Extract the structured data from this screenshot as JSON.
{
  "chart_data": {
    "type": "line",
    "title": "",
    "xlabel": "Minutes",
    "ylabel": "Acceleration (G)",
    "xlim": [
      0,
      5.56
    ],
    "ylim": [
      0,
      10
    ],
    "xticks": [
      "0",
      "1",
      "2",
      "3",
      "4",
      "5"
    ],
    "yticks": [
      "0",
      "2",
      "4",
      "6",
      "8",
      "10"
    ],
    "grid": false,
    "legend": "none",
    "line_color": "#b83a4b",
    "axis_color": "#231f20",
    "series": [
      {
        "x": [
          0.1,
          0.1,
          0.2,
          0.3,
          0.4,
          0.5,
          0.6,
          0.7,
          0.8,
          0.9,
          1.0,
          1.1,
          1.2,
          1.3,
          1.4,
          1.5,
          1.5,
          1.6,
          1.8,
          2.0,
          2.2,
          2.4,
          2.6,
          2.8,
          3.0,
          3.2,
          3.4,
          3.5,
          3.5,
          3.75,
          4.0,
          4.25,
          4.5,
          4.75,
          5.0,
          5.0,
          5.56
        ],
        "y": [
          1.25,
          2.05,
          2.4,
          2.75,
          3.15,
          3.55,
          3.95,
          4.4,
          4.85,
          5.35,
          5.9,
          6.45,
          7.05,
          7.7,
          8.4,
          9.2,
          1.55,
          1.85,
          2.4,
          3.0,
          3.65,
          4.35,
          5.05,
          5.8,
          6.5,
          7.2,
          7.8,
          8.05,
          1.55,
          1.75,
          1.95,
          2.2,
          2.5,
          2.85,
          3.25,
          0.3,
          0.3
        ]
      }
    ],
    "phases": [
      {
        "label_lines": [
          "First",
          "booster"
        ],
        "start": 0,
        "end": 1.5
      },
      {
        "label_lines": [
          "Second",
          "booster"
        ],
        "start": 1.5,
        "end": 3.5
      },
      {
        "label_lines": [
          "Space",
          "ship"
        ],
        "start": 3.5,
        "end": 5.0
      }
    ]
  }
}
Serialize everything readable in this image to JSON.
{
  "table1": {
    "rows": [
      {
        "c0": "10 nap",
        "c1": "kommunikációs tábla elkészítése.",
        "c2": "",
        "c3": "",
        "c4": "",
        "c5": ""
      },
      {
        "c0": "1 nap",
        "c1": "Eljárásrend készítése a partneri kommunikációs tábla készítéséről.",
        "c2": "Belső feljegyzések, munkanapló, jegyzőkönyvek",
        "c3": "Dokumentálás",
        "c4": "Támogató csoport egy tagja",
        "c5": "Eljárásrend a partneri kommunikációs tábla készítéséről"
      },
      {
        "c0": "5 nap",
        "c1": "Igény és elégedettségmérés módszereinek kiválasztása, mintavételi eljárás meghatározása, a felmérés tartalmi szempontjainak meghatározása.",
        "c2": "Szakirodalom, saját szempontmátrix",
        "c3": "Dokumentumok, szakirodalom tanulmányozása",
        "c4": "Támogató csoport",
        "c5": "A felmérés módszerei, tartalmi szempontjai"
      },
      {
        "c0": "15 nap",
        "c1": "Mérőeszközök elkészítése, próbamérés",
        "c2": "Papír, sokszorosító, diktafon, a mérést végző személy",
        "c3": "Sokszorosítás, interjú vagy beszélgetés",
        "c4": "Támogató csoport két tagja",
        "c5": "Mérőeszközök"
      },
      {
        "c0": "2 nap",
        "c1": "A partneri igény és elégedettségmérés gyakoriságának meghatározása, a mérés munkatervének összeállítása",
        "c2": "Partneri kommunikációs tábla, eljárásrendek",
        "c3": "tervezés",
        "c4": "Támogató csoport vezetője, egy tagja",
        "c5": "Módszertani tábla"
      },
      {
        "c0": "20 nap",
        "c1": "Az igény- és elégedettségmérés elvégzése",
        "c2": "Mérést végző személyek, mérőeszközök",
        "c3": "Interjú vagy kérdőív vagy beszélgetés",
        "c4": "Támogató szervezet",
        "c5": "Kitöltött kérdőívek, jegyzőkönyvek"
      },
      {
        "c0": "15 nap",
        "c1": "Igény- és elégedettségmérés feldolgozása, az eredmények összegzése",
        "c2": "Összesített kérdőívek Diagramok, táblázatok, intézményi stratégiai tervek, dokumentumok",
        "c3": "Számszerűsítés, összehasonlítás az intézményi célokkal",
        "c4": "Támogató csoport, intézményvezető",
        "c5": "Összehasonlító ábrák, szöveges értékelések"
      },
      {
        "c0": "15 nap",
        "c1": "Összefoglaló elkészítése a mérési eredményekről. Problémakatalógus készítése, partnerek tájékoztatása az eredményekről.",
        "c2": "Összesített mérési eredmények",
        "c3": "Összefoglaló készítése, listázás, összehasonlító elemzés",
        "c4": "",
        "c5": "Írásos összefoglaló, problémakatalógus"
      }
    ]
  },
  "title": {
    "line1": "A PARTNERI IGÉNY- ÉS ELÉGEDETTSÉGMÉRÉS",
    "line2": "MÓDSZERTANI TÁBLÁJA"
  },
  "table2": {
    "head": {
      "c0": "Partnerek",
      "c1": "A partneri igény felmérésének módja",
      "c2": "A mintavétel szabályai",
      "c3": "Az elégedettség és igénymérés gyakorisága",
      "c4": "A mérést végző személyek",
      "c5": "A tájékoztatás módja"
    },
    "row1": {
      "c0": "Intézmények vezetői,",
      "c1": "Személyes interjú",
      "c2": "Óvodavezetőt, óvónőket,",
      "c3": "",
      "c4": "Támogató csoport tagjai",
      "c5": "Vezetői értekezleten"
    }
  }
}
+===+
■ **SHORT PROBLEM**
Write out all the entries exactly.

■ **FINISHED EXERCISE**
Extract the structured data from this screenshot as JSON.
{
  "chart_data": {
    "type": "line",
    "title": "",
    "xlabel": "Minutes",
    "ylabel": "Acceleration (G)",
    "xlim": [
      0,
      5.56
    ],
    "ylim": [
      0,
      10
    ],
    "xticks": [
      "0",
      "1",
      "2",
      "3",
      "4",
      "5"
    ],
    "yticks": [
      "0",
      "2",
      "4",
      "6",
      "8",
      "10"
    ],
    "grid": false,
    "legend": "none",
    "line_color": "#b83a4b",
    "axis_color": "#231f20",
    "series": [
      {
        "x": [
          0.1,
          0.1,
          0.2,
          0.3,
          0.4,
          0.5,
          0.6,
          0.7,
          0.8,
          0.9,
          1.0,
          1.1,
          1.2,
          1.3,
          1.4,
          1.5,
          1.5,
          1.6,
          1.8,
          2.0,
          2.2,
          2.4,
          2.6,
          2.8,
          3.0,
          3.2,
          3.4,
          3.5,
          3.5,
          3.75,
          4.0,
          4.25,
          4.5,
          4.75,
          5.0,
          5.0,
          5.56
        ],
        "y": [
          1.25,
          2.05,
          2.4,
          2.75,
          3.15,
          3.55,
          3.95,
          4.4,
          4.85,
          5.35,
          5.9,
          6.45,
          7.05,
          7.7,
          8.4,
          9.2,
          1.55,
          1.85,
          2.4,
          3.0,
          3.65,
          4.35,
          5.05,
          5.8,
          6.5,
          7.2,
          7.8,
          8.05,
          1.55,
          1.75,
          1.95,
          2.2,
          2.5,
          2.85,
          3.25,
          0.3,
          0.3
        ]
      }
    ],
    "phases": [
      {
        "label_lines": [
          "First",
          "booster"
        ],
        "start": 0,
        "end": 1.5
      },
      {
        "label_lines": [
          "Second",
          "booster"
        ],
        "start": 1.5,
        "end": 3.5
      },
      {
        "label_lines": [
          "Space",
          "ship"
        ],
        "start": 3.5,
        "end": 5.0
      }
    ]
  }
}
Serialize everything readable in this image to JSON.
{
  "table1": {
    "rows": [
      {
        "c0": "10 nap",
        "c1": "kommunikációs tábla elkészítése.",
        "c2": "",
        "c3": "",
        "c4": "",
        "c5": ""
      },
      {
        "c0": "1 nap",
        "c1": "Eljárásrend készítése a partneri kommunikációs tábla készítéséről.",
        "c2": "Belső feljegyzések, munkanapló, jegyzőkönyvek",
        "c3": "Dokumentálás",
        "c4": "Támogató csoport egy tagja",
        "c5": "Eljárásrend a partneri kommunikációs tábla készítéséről"
      },
      {
        "c0": "5 nap",
        "c1": "Igény és elégedettségmérés módszereinek kiválasztása, mintavételi eljárás meghatározása, a felmérés tartalmi szempontjainak meghatározása.",
        "c2": "Szakirodalom, saját szempontmátrix",
        "c3": "Dokumentumok, szakirodalom tanulmányozása",
        "c4": "Támogató csoport",
        "c5": "A felmérés módszerei, tartalmi szempontjai"
      },
      {
        "c0": "15 nap",
        "c1": "Mérőeszközök elkészítése, próbamérés",
        "c2": "Papír, sokszorosító, diktafon, a mérést végző személy",
        "c3": "Sokszorosítás, interjú vagy beszélgetés",
        "c4": "Támogató csoport két tagja",
        "c5": "Mérőeszközök"
      },
      {
        "c0": "2 nap",
        "c1": "A partneri igény és elégedettségmérés gyakoriságának meghatározása, a mérés munkatervének összeállítása",
        "c2": "Partneri kommunikációs tábla, eljárásrendek",
        "c3": "tervezés",
        "c4": "Támogató csoport vezetője, egy tagja",
        "c5": "Módszertani tábla"
      },
      {
        "c0": "20 nap",
        "c1": "Az igény- és elégedettségmérés elvégzése",
        "c2": "Mérést végző személyek, mérőeszközök",
        "c3": "Interjú vagy kérdőív vagy beszélgetés",
        "c4": "Támogató szervezet",
        "c5": "Kitöltött kérdőívek, jegyzőkönyvek"
      },
      {
        "c0": "15 nap",
        "c1": "Igény- és elégedettségmérés feldolgozása, az eredmények összegzése",
        "c2": "Összesített kérdőívek Diagramok, táblázatok, intézményi stratégiai tervek, dokumentumok",
        "c3": "Számszerűsítés, összehasonlítás az intézményi célokkal",
        "c4": "Támogató csoport, intézményvezető",
        "c5": "Összehasonlító ábrák, szöveges értékelések"
      },
      {
        "c0": "15 nap",
        "c1": "Összefoglaló elkészítése a mérési eredményekről. Problémakatalógus készítése, partnerek tájékoztatása az eredményekről.",
        "c2": "Összesített mérési eredmények",
        "c3": "Összefoglaló készítése, listázás, összehasonlító elemzés",
        "c4": "",
        "c5": "Írásos összefoglaló, problémakatalógus"
      }
    ]
  },
  "title": {
    "line1": "A PARTNERI IGÉNY- ÉS ELÉGEDETTSÉGMÉRÉS",
    "line2": "MÓDSZERTANI TÁBLÁJA"
  },
  "table2": {
    "head": {
      "c0": "Partnerek",
      "c1": "A partneri igény felmérésének módja",
      "c2": "A mintavétel szabályai",
      "c3": "Az elégedettség és igénymérés gyakorisága",
      "c4": "A mérést végző személyek",
      "c5": "A tájékoztatás módja"
    },
    "row1": {
      "c0": "Intézmények vezetői,",
      "c1": "Személyes interjú",
      "c2": "Óvodavezetőt, óvónőket,",
      "c3": "",
      "c4": "Támogató csoport tagjai",
      "c5": "Vezetői értekezleten"
    }
  }
}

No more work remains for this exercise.